-- WHAT TO DO --
Can you reproduce the material below with every "metric-label" changed to "stat-label", all else left unchanged and the pictures left out?

-- EXERCISE DATA --
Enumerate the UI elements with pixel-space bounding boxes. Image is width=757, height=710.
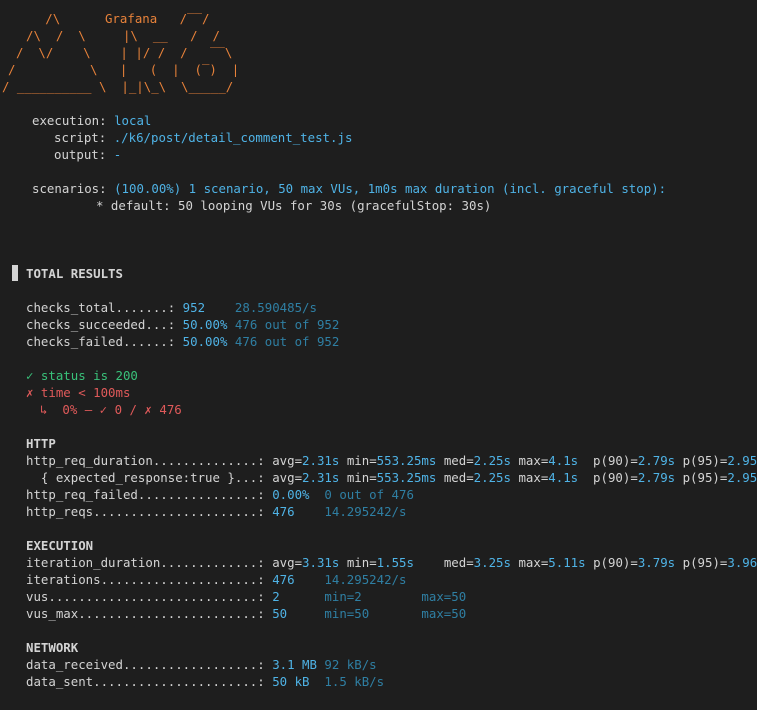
checks-succeeded-row: checks_succeeded...: 50.00% 476 out of 9… — [26, 316, 339, 333]
checks-total-rate: 28.590485/s — [234, 300, 317, 315]
vus-row: vus............................: 2 min=2… — [26, 588, 466, 605]
http-req-duration-row: http_req_duration..............: avg=2.3… — [26, 452, 757, 469]
output-line: output: - — [54, 146, 121, 163]
metric-value: 476 — [272, 504, 295, 519]
logo-line-1: /\ Grafana /‾‾/ — [8, 11, 225, 26]
network-title: NETWORK — [26, 640, 79, 655]
http-reqs-row: http_reqs......................: 476 14.… — [26, 503, 406, 520]
execution-line: execution: local — [32, 112, 151, 129]
check-pass: ✓ status is 200 — [26, 368, 138, 383]
checks-succeeded-label: checks_succeeded...: — [26, 317, 176, 332]
output-label: output: — [54, 147, 107, 162]
metric-value: 476 — [272, 572, 295, 587]
expected-response-row: { expected_response:true }...: avg=2.31s… — [26, 469, 757, 486]
stat-max: max=5.11s — [518, 555, 586, 570]
stat-p90: p(90)=3.79s — [593, 555, 676, 570]
metric-label: vus............................: — [26, 589, 265, 604]
metric-value: 3.1 MB — [272, 657, 317, 672]
metric-label: vus_max........................: — [26, 606, 265, 621]
metric-label: data_sent......................: — [26, 674, 265, 689]
checks-failed-row: checks_failed......: 50.00% 476 out of 9… — [26, 333, 339, 350]
metric-extra: 92 kB/s — [324, 657, 377, 672]
metric-extra: 0 out of 476 — [324, 487, 414, 502]
metric-label: iteration_duration.............: — [26, 555, 265, 570]
metric-value: 0.00% — [272, 487, 310, 502]
metric-label: iterations.....................: — [26, 572, 265, 587]
checks-total-label: checks_total.......: — [26, 300, 176, 315]
stat-avg: avg=3.31s — [272, 555, 340, 570]
stat-p90: p(90)=2.79s — [593, 453, 676, 468]
metric-label: data_received..................: — [26, 657, 265, 672]
stat-p90: p(90)=2.79s — [593, 470, 676, 485]
script-line: script: ./k6/post/detail_comment_test.js — [54, 129, 352, 146]
data-received-row: data_received..................: 3.1 MB … — [26, 656, 377, 673]
metric-label: { expected_response:true }...: — [26, 470, 265, 485]
stat-med: med=2.25s — [443, 453, 511, 468]
total-results-title: TOTAL RESULTS — [26, 266, 123, 281]
stat-max: max=4.1s — [518, 470, 579, 485]
stat-avg: avg=2.31s — [272, 453, 340, 468]
scenarios-label: scenarios: — [32, 181, 107, 196]
vus-max-row: vus_max........................: 50 min=… — [26, 605, 466, 622]
script-label: script: — [54, 130, 107, 145]
http-req-failed-row: http_req_failed................: 0.00% 0… — [26, 486, 414, 503]
iterations-row: iterations.....................: 476 14.… — [26, 571, 406, 588]
logo-line-5: / __________ \ |_|\_\ \_____/ — [2, 79, 241, 94]
checks-succeeded-value: 50.00% — [182, 317, 228, 332]
scenarios-line: scenarios: (100.00%) 1 scenario, 50 max … — [32, 180, 666, 197]
stat-min: min=1.55s — [346, 555, 414, 570]
logo-line-4: / \ | ( | (‾) | — [8, 62, 240, 77]
stat-p95: p(95)=2.95s — [682, 453, 757, 468]
metric-label: http_req_failed................: — [26, 487, 265, 502]
scenarios-value: (100.00%) 1 scenario, 50 max VUs, 1m0s m… — [114, 181, 667, 196]
check-fail: ✗ time < 100ms — [26, 385, 131, 400]
metric-max: max=50 — [421, 589, 467, 604]
execution-value: local — [114, 113, 152, 128]
logo-line-3: / \/ \ | |/ / / ‾‾\ — [16, 45, 240, 60]
checks-total-row: checks_total.......: 952 28.590485/s — [26, 299, 317, 316]
stat-min: min=553.25ms — [346, 470, 437, 485]
script-value: ./k6/post/detail_comment_test.js — [113, 130, 353, 145]
execution-title: EXECUTION — [26, 538, 94, 553]
metric-min: min=50 — [324, 606, 370, 621]
metric-value: 50 kB — [272, 674, 310, 689]
stat-med: med=3.25s — [443, 555, 511, 570]
execution-label: execution: — [32, 113, 107, 128]
checks-total-value: 952 — [182, 300, 206, 315]
checks-failed-label: checks_failed......: — [26, 334, 176, 349]
checks-succeeded-detail: 476 out of 952 — [234, 317, 340, 332]
metric-max: max=50 — [421, 606, 467, 621]
metric-extra: 14.295242/s — [324, 572, 407, 587]
metric-extra: 14.295242/s — [324, 504, 407, 519]
checks-failed-value: 50.00% — [182, 334, 228, 349]
data-sent-row: data_sent......................: 50 kB 1… — [26, 673, 384, 690]
stat-avg: avg=2.31s — [272, 470, 340, 485]
logo-line-2: /\ / \ |\ __ / / — [26, 28, 243, 43]
stat-min: min=553.25ms — [346, 453, 437, 468]
terminal-window[interactable]: /\ Grafana /‾‾/ /\ / \ |\ __ / / / \/ \ … — [0, 0, 757, 710]
stat-p95: p(95)=2.95s — [682, 470, 757, 485]
metric-extra: 1.5 kB/s — [324, 674, 385, 689]
stat-med: med=2.25s — [443, 470, 511, 485]
metric-label: http_req_duration..............: — [26, 453, 265, 468]
default-scenario-line: * default: 50 looping VUs for 30s (grace… — [96, 198, 492, 213]
checks-failed-detail: 476 out of 952 — [234, 334, 340, 349]
metric-label: http_reqs......................: — [26, 504, 265, 519]
http-title: HTTP — [26, 436, 56, 451]
metric-value: 50 — [272, 606, 288, 621]
iteration-duration-row: iteration_duration.............: avg=3.3… — [26, 554, 757, 571]
metric-value: 2 — [272, 589, 280, 604]
section-marker — [12, 265, 18, 281]
stat-max: max=4.1s — [518, 453, 579, 468]
stat-p95: p(95)=3.96s — [682, 555, 757, 570]
check-fail-detail: ↳ 0% — ✓ 0 / ✗ 476 — [40, 402, 182, 417]
metric-min: min=2 — [324, 589, 362, 604]
output-value: - — [113, 147, 122, 162]
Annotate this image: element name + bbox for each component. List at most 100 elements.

-- IN RESPONSE --
Enumerate the UI elements with pixel-space bounding boxes. Image is width=757, height=710.
checks-succeeded-row: checks_succeeded...: 50.00% 476 out of 9… — [26, 316, 339, 333]
checks-total-rate: 28.590485/s — [234, 300, 317, 315]
vus-row: vus............................: 2 min=2… — [26, 588, 466, 605]
http-req-duration-row: http_req_duration..............: avg=2.3… — [26, 452, 757, 469]
output-line: output: - — [54, 146, 121, 163]
metric-value: 476 — [272, 504, 295, 519]
logo-line-1: /\ Grafana /‾‾/ — [8, 11, 225, 26]
network-title: NETWORK — [26, 640, 79, 655]
http-reqs-row: http_reqs......................: 476 14.… — [26, 503, 406, 520]
execution-line: execution: local — [32, 112, 151, 129]
check-pass: ✓ status is 200 — [26, 368, 138, 383]
checks-succeeded-label: checks_succeeded...: — [26, 317, 176, 332]
output-label: output: — [54, 147, 107, 162]
metric-value: 476 — [272, 572, 295, 587]
expected-response-row: { expected_response:true }...: avg=2.31s… — [26, 469, 757, 486]
stat-max: max=5.11s — [518, 555, 586, 570]
stat-p90: p(90)=3.79s — [593, 555, 676, 570]
stat-label: vus............................: — [26, 589, 265, 604]
metric-value: 3.1 MB — [272, 657, 317, 672]
stat-label: vus_max........................: — [26, 606, 265, 621]
stat-label: data_sent......................: — [26, 674, 265, 689]
checks-failed-row: checks_failed......: 50.00% 476 out of 9… — [26, 333, 339, 350]
metric-extra: 92 kB/s — [324, 657, 377, 672]
metric-extra: 0 out of 476 — [324, 487, 414, 502]
stat-label: iteration_duration.............: — [26, 555, 265, 570]
metric-value: 0.00% — [272, 487, 310, 502]
stat-label: iterations.....................: — [26, 572, 265, 587]
checks-total-label: checks_total.......: — [26, 300, 176, 315]
stat-avg: avg=3.31s — [272, 555, 340, 570]
stat-p90: p(90)=2.79s — [593, 453, 676, 468]
stat-label: data_received..................: — [26, 657, 265, 672]
stat-p90: p(90)=2.79s — [593, 470, 676, 485]
script-line: script: ./k6/post/detail_comment_test.js — [54, 129, 352, 146]
data-received-row: data_received..................: 3.1 MB … — [26, 656, 377, 673]
stat-label: { expected_response:true }...: — [26, 470, 265, 485]
stat-med: med=2.25s — [443, 453, 511, 468]
total-results-title: TOTAL RESULTS — [26, 266, 123, 281]
stat-max: max=4.1s — [518, 470, 579, 485]
stat-avg: avg=2.31s — [272, 453, 340, 468]
scenarios-label: scenarios: — [32, 181, 107, 196]
vus-max-row: vus_max........................: 50 min=… — [26, 605, 466, 622]
script-label: script: — [54, 130, 107, 145]
http-req-failed-row: http_req_failed................: 0.00% 0… — [26, 486, 414, 503]
iterations-row: iterations.....................: 476 14.… — [26, 571, 406, 588]
logo-line-5: / __________ \ |_|\_\ \_____/ — [2, 79, 241, 94]
checks-succeeded-value: 50.00% — [182, 317, 228, 332]
scenarios-line: scenarios: (100.00%) 1 scenario, 50 max … — [32, 180, 666, 197]
stat-min: min=1.55s — [346, 555, 414, 570]
logo-line-4: / \ | ( | (‾) | — [8, 62, 240, 77]
stat-p95: p(95)=2.95s — [682, 453, 757, 468]
stat-label: http_req_failed................: — [26, 487, 265, 502]
scenarios-value: (100.00%) 1 scenario, 50 max VUs, 1m0s m… — [114, 181, 667, 196]
check-fail: ✗ time < 100ms — [26, 385, 131, 400]
metric-max: max=50 — [421, 589, 467, 604]
execution-value: local — [114, 113, 152, 128]
logo-line-3: / \/ \ | |/ / / ‾‾\ — [16, 45, 240, 60]
checks-total-row: checks_total.......: 952 28.590485/s — [26, 299, 317, 316]
stat-min: min=553.25ms — [346, 470, 437, 485]
script-value: ./k6/post/detail_comment_test.js — [113, 130, 353, 145]
execution-title: EXECUTION — [26, 538, 94, 553]
metric-min: min=50 — [324, 606, 370, 621]
metric-value: 50 kB — [272, 674, 310, 689]
stat-med: med=3.25s — [443, 555, 511, 570]
execution-label: execution: — [32, 113, 107, 128]
checks-total-value: 952 — [182, 300, 206, 315]
checks-failed-label: checks_failed......: — [26, 334, 176, 349]
checks-succeeded-detail: 476 out of 952 — [234, 317, 340, 332]
metric-max: max=50 — [421, 606, 467, 621]
metric-extra: 14.295242/s — [324, 572, 407, 587]
metric-extra: 14.295242/s — [324, 504, 407, 519]
checks-failed-value: 50.00% — [182, 334, 228, 349]
data-sent-row: data_sent......................: 50 kB 1… — [26, 673, 384, 690]
stat-avg: avg=2.31s — [272, 470, 340, 485]
logo-line-2: /\ / \ |\ __ / / — [26, 28, 243, 43]
stat-min: min=553.25ms — [346, 453, 437, 468]
terminal-window[interactable]: /\ Grafana /‾‾/ /\ / \ |\ __ / / / \/ \ … — [0, 0, 757, 710]
stat-p95: p(95)=2.95s — [682, 470, 757, 485]
metric-extra: 1.5 kB/s — [324, 674, 385, 689]
stat-med: med=2.25s — [443, 470, 511, 485]
stat-label: http_req_duration..............: — [26, 453, 265, 468]
default-scenario-line: * default: 50 looping VUs for 30s (grace… — [96, 198, 492, 213]
checks-failed-detail: 476 out of 952 — [234, 334, 340, 349]
stat-label: http_reqs......................: — [26, 504, 265, 519]
http-title: HTTP — [26, 436, 56, 451]
metric-value: 50 — [272, 606, 288, 621]
iteration-duration-row: iteration_duration.............: avg=3.3… — [26, 554, 757, 571]
metric-value: 2 — [272, 589, 280, 604]
section-marker — [12, 265, 18, 281]
stat-max: max=4.1s — [518, 453, 579, 468]
stat-p95: p(95)=3.96s — [682, 555, 757, 570]
check-fail-detail: ↳ 0% — ✓ 0 / ✗ 476 — [40, 402, 182, 417]
metric-min: min=2 — [324, 589, 362, 604]
output-value: - — [113, 147, 122, 162]
Annotate this image: element name + bbox for each component. List at most 100 elements.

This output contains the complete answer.